§ Page excerpt:

━━━━━━━━

Some researchers claim that the greatest impact of digital deception and lack of systems to verify the integrity of online information and their sources that information users consume or exchange was felt in the previous United States of America presidential elections (Berghel, 2017; Lancelot, 2018; Silbey and Hartzog, 2019). Therefore, digital deception in the form of fake news is alleged to have interfered with the United States of America electoral system and disrupted the democratic process to sway the votes in favour of a particular candidate (Berghel, 2017; Lancelot, 2018). For this reason, online sources and channels of information related to the United States of America elections came under a spotlight. This has had cascading effects to governments all over the world who are also realising the far-reaching impact of digital deception. The authors believe that this is the main reason why digital deception is now resurfacing in information behaviour and modern cybersecurity in a grander scale.
In the context of cybersecurity, digital deception is defined as a deliberate falsification or manipulation of online content or identity with an intention to purposely create a wrong perception to deceive or misinform unsuspecting information seekers and users (Pawlick, et al., 2019). Hancock (2009) defines digital deception in the context of information behaviour as an intentional control of information in a technologically mediated message to create a false belief in the receiver of the message. In both contexts, the malicious act of digital deception has a deliberate intent to mislead a target information user and the act is carried out via a technological means of communication. It is also referred to as online deception (Caspi and Gorsky, 2006) or cyber deception (Changwook-Park and Kim, 2019) with the aim to deceive information users that relies on digital content. For the purposes of this paper, the authors adopt and use the term digital deception from here onwards. Digital deception has its roots in the military domain (Malin, et al., 2017; Shi, et al., 2019) and it thrives on humans’ poor ability to distinguish between falsified and real information (Al-Nemrat, 2018 Frederiksen, 2017; Krause, et al., 2019; Pawlick, et al., 2019; Su, 2017). Studies have shown that on average humans have a 55% accuracy rate in differentiating between real and fabricated information (Su, 2017; Asubiaro and Rubin, 2018).
Rapid technology advancements make falsified online content look real (Hao, 2019). Therefore, it would not be a surprise to discover that the 55% figure reported by Su (2017) is even lower. Rapid technology advancements also come with an explosion of big data generated from billions of internet-enabled devices in unprecedented rates. It is reported that by 2016; a total of 44 billion gigabytes (GB) of data were generated per day, globally and that by 2026 the figure will grow exponentially to reach an estimated 463 billion GB per day (Mossburg and Katyal, 2019). The sheer volume of a variety of data that is generated in such high speeds requires systems to attest to its veracity before organisations can derive the value thereof (Younas, 2019; Nguyen, 2018; Gill and Buyya, 2019; van der Walt and Eloff, 2015). Data of all types are being created by all sorts of devices and this creates a fertile ground for digital deception to thrive in the cyberspace.

━━━━━━━━

§ Entries supplied:
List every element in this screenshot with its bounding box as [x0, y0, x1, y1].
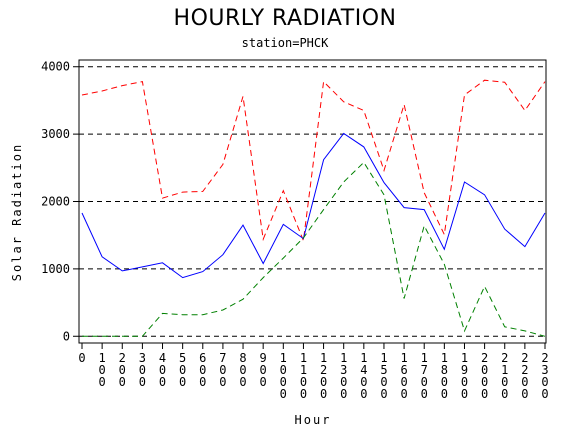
- series-line-1: [81, 132, 546, 279]
- grid-layer: [79, 66, 546, 337]
- chart-subtitle: station=PHCK: [241, 36, 329, 50]
- y-tick-label: 1000: [41, 262, 70, 276]
- series-line-2: [82, 161, 546, 337]
- y-tick-label: 3000: [41, 127, 70, 141]
- y-axis-label: Solar Radiation: [10, 143, 24, 281]
- y-tick-label: 4000: [41, 60, 70, 74]
- y-tick-label: 0: [63, 329, 70, 343]
- x-axis-label: Hour: [295, 413, 332, 427]
- y-tick-label: 2000: [41, 195, 70, 209]
- x-axis: 0 1 0 0 2 0 0 3 0 0 4 0 0 5 0 0 6 0 0 7 0 0 8 0 0 9 0 0 1 0 0 0 1 1 0 0 1 2 0 0…: [78, 343, 549, 401]
- series-line-0: [81, 79, 546, 243]
- chart-title: HOURLY RADIATION: [173, 6, 397, 31]
- y-axis: 0 1000 2000 3000 4000: [41, 60, 79, 343]
- series-layer: [81, 79, 546, 337]
- x-tick-label: 0: [78, 351, 85, 365]
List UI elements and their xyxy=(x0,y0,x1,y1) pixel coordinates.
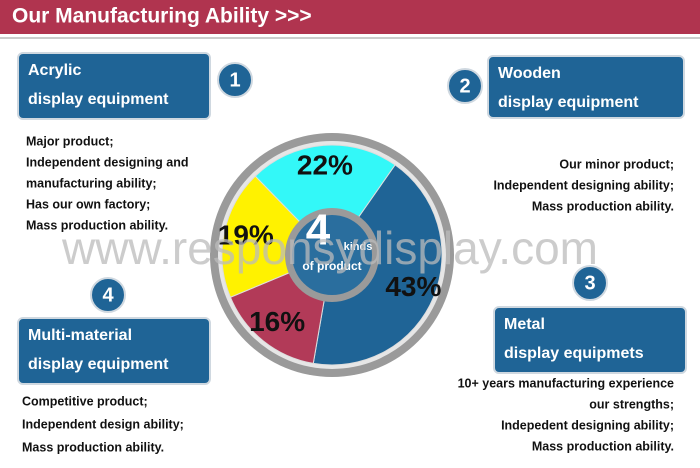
section-line: Independent designing ability; xyxy=(493,178,674,192)
section-badge xyxy=(572,265,608,301)
section-line: Independent design ability; xyxy=(22,417,184,431)
section-line: Has our own factory; xyxy=(26,197,150,211)
section-line: Our minor product; xyxy=(559,157,674,171)
section-title: Multi-material xyxy=(28,327,132,344)
section-badge xyxy=(90,277,126,313)
section-line: Mass production ability. xyxy=(26,218,168,232)
header-bar xyxy=(0,0,700,34)
center-line: of product xyxy=(302,259,361,273)
slice-label: 43% xyxy=(385,271,441,302)
section-title: display equipment xyxy=(498,94,639,111)
section-line: Independent designing and xyxy=(26,155,189,169)
header-title: Our Manufacturing Ability >>> xyxy=(12,5,312,28)
slice-label: 16% xyxy=(249,306,305,337)
section-title: display equipment xyxy=(28,91,169,108)
center-line: kinds xyxy=(344,241,373,253)
section-line: Competitive product; xyxy=(22,394,148,408)
center-number: 4 xyxy=(306,206,331,255)
section-line: Mass production ability. xyxy=(532,199,674,213)
section-number: 1 xyxy=(229,69,240,91)
pie-chart: 43% 16% 19% 22% 4 kinds of product xyxy=(210,133,454,377)
section-title: display equipment xyxy=(28,356,169,373)
section-box xyxy=(17,317,211,385)
pie-slice xyxy=(254,144,396,256)
sections: Acrylic display equipment 1 Major product; I… xyxy=(17,52,687,454)
section-box xyxy=(493,306,687,374)
section-title: display equipmets xyxy=(504,345,644,362)
section-title: Acrylic xyxy=(28,62,81,79)
slice-label: 19% xyxy=(218,220,274,251)
section-title: Wooden xyxy=(498,65,561,82)
section-line: Major product; xyxy=(26,134,114,148)
section-line: 10+ years manufacturing experience xyxy=(458,376,674,390)
section-box xyxy=(487,55,685,119)
section-badge xyxy=(217,62,253,98)
section-box xyxy=(17,52,211,120)
section-title: Metal xyxy=(504,316,545,333)
section-line: our strengths; xyxy=(589,397,674,411)
section-number: 4 xyxy=(102,284,114,306)
section-line: Mass production ability. xyxy=(22,440,164,454)
section-badge xyxy=(447,68,483,104)
section-number: 3 xyxy=(584,272,595,294)
section-number: 2 xyxy=(459,75,470,97)
section-line: Indepedent designing ability; xyxy=(501,418,674,432)
section-line: manufacturing ability; xyxy=(26,176,157,190)
pie-slice xyxy=(221,175,333,298)
center-disc xyxy=(292,215,372,295)
section-line: Mass production ability. xyxy=(532,439,674,453)
slice-label: 22% xyxy=(297,150,353,181)
watermark: www.responsydisplay.com xyxy=(61,222,598,274)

━━━━━━━━

§ Directions:
Continue the passage on digital deception, picking up right after its last sentence. The records have no connection to the passage on digital deception.

§ Answer to this exercise:
Digital deception has been studied in different fields such as psychology, politics, economics, communication, and to a lesser extent in cybersecurity and information behaviour (Hancock, 2009; Malin, et al., 2017). Existing cybersecurity literature shows that both whitehats and blackhats have been passively using this concept for more than 30 years (Joshi and Sardana, 2011; Malin, et al., 2017; De Faveri, et al., 2019). Yet, research that explores digital deception in the context of information behaviour and cybersecurity is still insufficient. Therefore, a research gap exists for studies to provide an understanding of digital deception and how it manifests in modern cybersecurity and information behaviour. This paper contributes towards closing this research gap by looking at digital deception from a cybersecurity’s perspective through an information behaviour lens (Cramer, 2018; Fulton, et al., 2013).
The structure of the paper is as follows: the next section outlines the current state of the art of digital deception in cybersecurity with respect to both whitehats and blackhats. This sets the scene and provides a glimpse of the current landscape and how it may influence the convergence of information behaviour and cybersecurity. The goal is to briefly pre-empt the road ahead and equip practitioners in both fields with a sneak preview of a looming crisis or opportunity that is presented by digital deception. This paper provides a point of departure on how the two fields can converge towards a better understanding of the rising problem of digital deception. The last section concludes the paper.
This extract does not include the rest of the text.